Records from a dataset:
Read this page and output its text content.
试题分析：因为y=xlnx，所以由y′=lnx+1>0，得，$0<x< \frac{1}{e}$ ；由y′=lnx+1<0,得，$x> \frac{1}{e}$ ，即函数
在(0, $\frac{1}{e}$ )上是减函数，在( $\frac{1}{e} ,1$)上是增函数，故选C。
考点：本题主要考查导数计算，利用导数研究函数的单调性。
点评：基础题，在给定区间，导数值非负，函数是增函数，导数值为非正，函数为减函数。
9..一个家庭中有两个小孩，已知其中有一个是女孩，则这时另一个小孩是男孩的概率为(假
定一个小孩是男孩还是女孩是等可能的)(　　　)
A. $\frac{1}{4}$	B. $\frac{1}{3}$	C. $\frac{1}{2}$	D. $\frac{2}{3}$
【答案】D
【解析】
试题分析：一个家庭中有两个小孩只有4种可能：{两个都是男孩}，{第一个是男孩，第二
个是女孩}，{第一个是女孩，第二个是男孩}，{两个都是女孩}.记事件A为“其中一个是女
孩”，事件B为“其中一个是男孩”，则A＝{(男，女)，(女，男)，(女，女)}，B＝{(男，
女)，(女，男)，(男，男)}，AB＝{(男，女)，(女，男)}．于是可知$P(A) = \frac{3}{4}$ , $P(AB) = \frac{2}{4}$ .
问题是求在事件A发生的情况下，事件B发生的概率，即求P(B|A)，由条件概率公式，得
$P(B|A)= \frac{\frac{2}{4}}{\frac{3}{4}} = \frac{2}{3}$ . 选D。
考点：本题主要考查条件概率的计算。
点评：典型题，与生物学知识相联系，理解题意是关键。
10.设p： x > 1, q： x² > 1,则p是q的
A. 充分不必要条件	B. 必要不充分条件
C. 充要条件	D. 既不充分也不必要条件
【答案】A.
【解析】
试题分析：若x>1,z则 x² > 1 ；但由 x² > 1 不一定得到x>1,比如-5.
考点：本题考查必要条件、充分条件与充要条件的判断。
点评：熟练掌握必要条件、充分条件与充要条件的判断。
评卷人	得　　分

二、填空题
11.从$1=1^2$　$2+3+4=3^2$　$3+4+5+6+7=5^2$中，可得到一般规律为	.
...
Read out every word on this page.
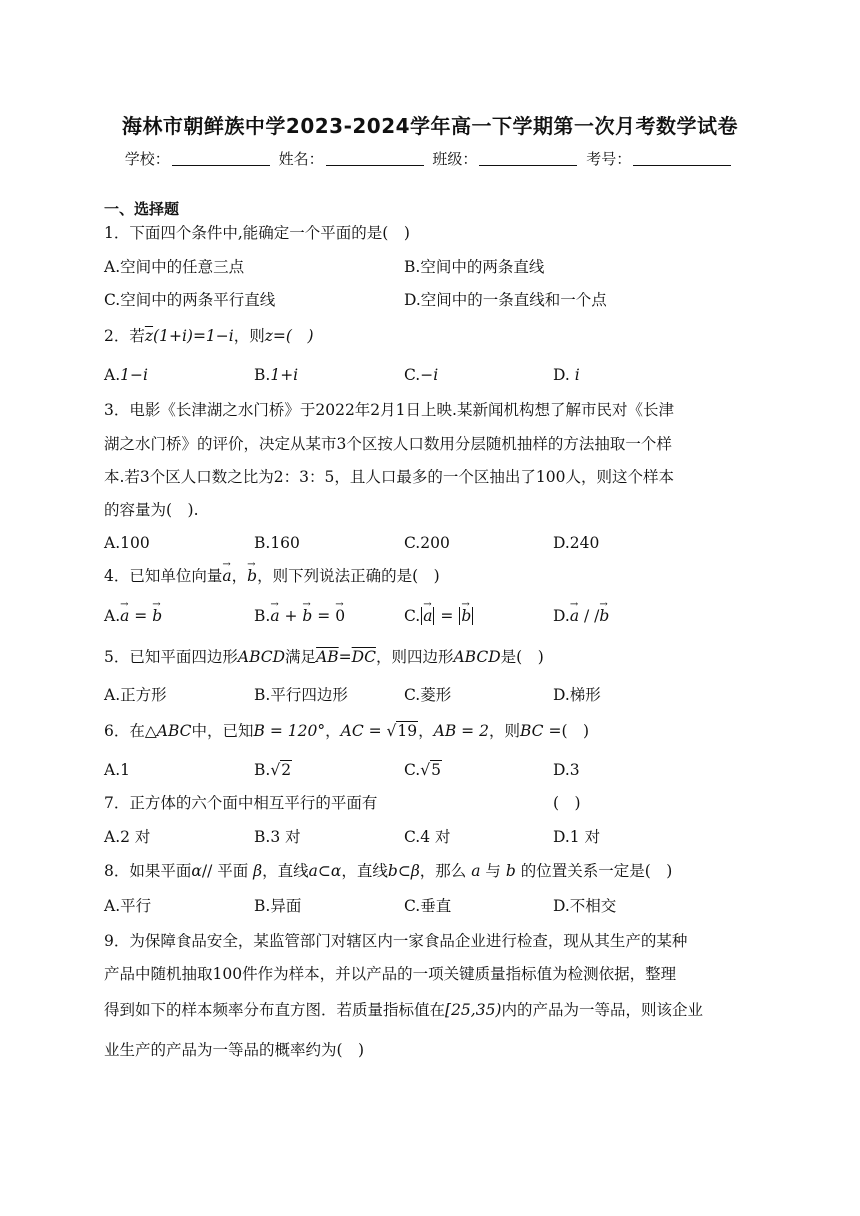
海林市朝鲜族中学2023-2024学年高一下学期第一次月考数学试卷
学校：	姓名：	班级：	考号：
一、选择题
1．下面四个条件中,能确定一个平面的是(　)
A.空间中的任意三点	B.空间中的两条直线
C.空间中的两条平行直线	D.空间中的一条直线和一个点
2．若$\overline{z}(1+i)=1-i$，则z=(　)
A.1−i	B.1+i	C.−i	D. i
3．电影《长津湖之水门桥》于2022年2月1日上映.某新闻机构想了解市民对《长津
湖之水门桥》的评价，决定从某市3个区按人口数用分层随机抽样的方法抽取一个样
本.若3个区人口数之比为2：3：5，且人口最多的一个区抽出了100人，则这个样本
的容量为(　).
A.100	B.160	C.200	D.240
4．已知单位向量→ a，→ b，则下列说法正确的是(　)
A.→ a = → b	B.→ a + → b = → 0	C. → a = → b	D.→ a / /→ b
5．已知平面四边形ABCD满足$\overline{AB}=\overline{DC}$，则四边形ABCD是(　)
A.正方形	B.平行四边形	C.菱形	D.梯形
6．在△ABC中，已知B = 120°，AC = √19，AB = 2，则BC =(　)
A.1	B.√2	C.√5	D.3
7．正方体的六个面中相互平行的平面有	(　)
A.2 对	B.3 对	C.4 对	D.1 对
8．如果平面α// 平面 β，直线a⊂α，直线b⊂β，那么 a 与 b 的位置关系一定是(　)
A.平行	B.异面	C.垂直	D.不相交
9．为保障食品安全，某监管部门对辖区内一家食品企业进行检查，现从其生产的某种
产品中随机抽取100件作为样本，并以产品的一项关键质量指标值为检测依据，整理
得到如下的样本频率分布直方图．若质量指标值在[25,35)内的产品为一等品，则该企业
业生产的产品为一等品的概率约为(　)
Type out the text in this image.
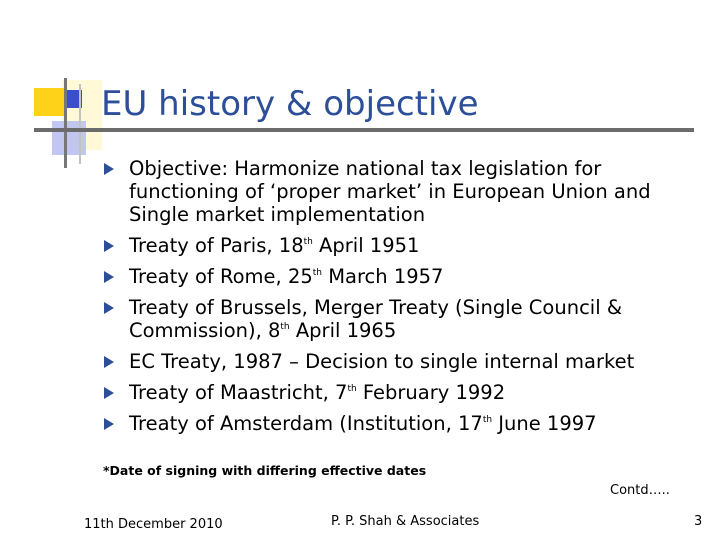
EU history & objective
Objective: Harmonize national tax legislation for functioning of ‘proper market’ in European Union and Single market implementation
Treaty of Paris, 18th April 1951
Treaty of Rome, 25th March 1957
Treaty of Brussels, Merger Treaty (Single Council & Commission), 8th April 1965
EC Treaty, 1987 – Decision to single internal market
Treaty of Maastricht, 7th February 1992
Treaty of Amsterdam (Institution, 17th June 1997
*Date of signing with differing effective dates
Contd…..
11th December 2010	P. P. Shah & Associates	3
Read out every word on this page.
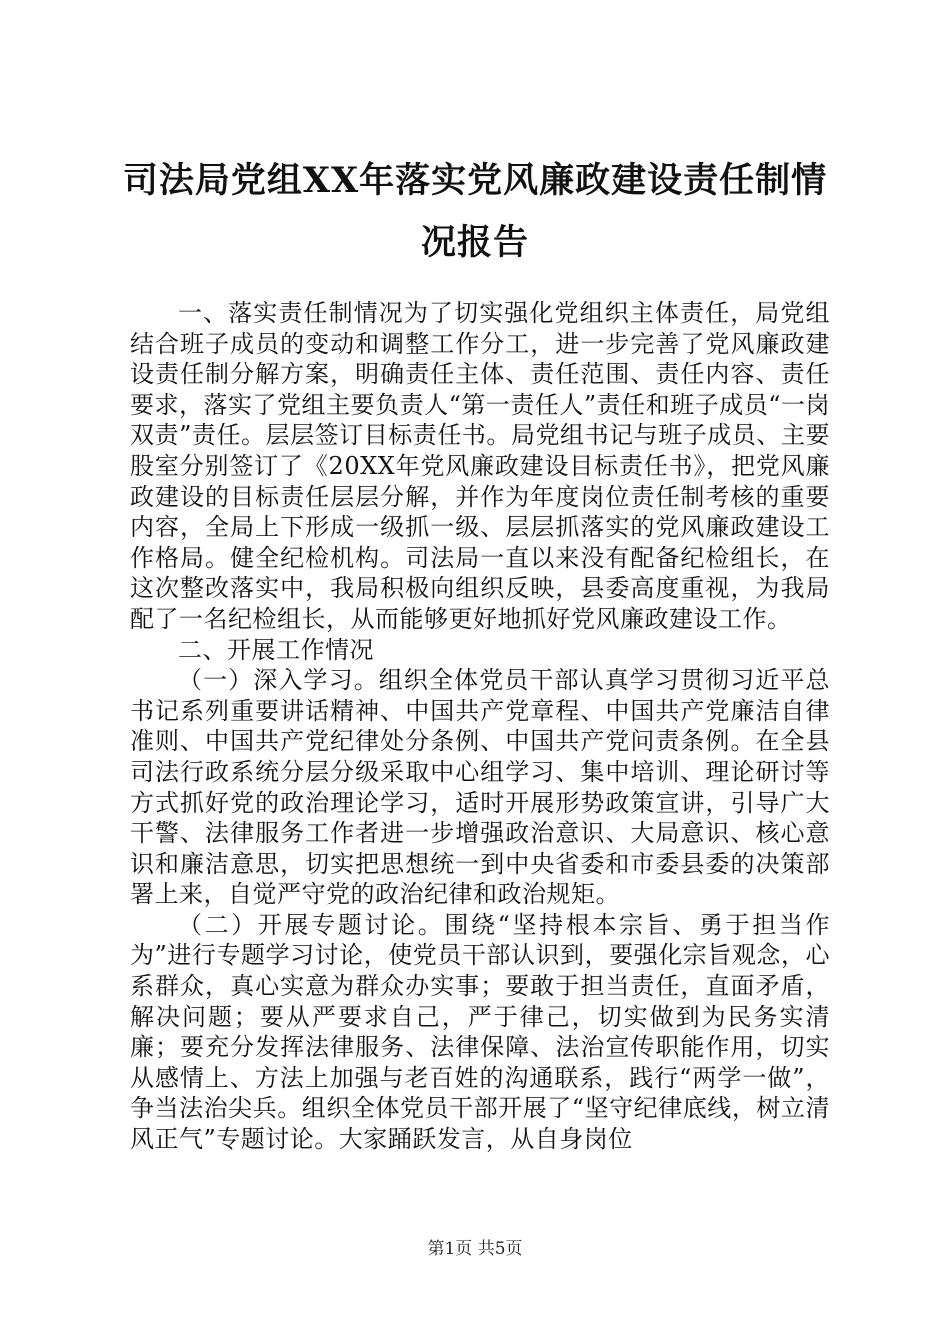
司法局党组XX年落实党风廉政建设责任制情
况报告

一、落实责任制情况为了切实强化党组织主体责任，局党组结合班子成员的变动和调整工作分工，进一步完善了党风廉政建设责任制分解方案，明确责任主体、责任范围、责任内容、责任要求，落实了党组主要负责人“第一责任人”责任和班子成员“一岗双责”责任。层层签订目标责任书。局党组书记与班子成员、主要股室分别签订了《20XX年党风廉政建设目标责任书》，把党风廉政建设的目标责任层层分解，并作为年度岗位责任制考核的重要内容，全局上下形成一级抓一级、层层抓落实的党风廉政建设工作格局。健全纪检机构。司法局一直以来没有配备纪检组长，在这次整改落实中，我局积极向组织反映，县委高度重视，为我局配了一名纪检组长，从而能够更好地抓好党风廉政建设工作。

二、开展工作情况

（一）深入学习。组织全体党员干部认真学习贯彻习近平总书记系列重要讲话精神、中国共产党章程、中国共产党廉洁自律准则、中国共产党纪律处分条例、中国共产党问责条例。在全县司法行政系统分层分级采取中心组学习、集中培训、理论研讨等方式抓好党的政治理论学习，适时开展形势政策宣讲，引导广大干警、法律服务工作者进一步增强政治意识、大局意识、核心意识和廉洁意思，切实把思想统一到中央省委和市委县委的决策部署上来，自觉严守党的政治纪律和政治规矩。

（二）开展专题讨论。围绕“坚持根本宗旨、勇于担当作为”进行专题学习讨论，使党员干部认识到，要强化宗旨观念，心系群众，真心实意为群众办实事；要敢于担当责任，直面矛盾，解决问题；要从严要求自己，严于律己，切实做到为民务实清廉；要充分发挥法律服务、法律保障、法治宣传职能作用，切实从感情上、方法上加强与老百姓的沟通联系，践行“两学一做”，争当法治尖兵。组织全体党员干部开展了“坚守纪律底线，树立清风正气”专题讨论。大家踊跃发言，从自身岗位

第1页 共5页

- REQUIRED WORK:
Give the number of lines in the records above that contain the word "试题分析". Reply with that number alone.

- FINISHED TASK:
3